** begin Dataset content **

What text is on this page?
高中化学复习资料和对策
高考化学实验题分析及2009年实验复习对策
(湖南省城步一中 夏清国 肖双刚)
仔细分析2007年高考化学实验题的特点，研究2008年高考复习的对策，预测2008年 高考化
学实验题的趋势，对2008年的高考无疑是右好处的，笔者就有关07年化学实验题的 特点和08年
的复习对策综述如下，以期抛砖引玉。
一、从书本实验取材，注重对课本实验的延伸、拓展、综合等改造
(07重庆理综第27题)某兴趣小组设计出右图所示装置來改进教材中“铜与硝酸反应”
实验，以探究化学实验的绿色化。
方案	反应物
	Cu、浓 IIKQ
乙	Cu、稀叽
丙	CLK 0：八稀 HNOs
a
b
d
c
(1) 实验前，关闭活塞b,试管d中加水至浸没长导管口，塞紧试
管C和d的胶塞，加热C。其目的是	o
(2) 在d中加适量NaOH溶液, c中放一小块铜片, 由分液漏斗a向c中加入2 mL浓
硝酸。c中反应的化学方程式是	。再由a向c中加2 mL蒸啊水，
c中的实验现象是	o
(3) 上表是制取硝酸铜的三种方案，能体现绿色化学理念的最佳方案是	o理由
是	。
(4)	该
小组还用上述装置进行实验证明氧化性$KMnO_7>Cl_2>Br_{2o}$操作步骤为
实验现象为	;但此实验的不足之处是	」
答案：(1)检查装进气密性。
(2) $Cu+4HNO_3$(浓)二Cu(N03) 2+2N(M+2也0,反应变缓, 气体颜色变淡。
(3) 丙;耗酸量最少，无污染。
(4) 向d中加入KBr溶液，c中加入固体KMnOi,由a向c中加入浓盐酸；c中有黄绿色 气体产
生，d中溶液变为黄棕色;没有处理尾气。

** end Dataset content **

## Instructions for the task
Restate the whole listing exactly.

## Task solution
What text is on this page?
高中化学复习资料和对策
高考化学实验题分析及2009年实验复习对策
(湖南省城步一中 夏清国 肖双刚)
仔细分析2007年高考化学实验题的特点，研究2008年高考复习的对策，预测2008年 高考化
学实验题的趋势，对2008年的高考无疑是右好处的，笔者就有关07年化学实验题的 特点和08年
的复习对策综述如下，以期抛砖引玉。
一、从书本实验取材，注重对课本实验的延伸、拓展、综合等改造
(07重庆理综第27题)某兴趣小组设计出右图所示装置來改进教材中“铜与硝酸反应”
实验，以探究化学实验的绿色化。
方案	反应物
	Cu、浓 IIKQ
乙	Cu、稀叽
丙	CLK 0：八稀 HNOs
a
b
d
c
(1) 实验前，关闭活塞b,试管d中加水至浸没长导管口，塞紧试
管C和d的胶塞，加热C。其目的是	o
(2) 在d中加适量NaOH溶液, c中放一小块铜片, 由分液漏斗a向c中加入2 mL浓
硝酸。c中反应的化学方程式是	。再由a向c中加2 mL蒸啊水，
c中的实验现象是	o
(3) 上表是制取硝酸铜的三种方案，能体现绿色化学理念的最佳方案是	o理由
是	。
(4)	该
小组还用上述装置进行实验证明氧化性$KMnO_7>Cl_2>Br_{2o}$操作步骤为
实验现象为	;但此实验的不足之处是	」
答案：(1)检查装进气密性。
(2) $Cu+4HNO_3$(浓)二Cu(N03) 2+2N(M+2也0,反应变缓, 气体颜色变淡。
(3) 丙;耗酸量最少，无污染。
(4) 向d中加入KBr溶液，c中加入固体KMnOi,由a向c中加入浓盐酸；c中有黄绿色 气体产
生，d中溶液变为黄棕色;没有处理尾气。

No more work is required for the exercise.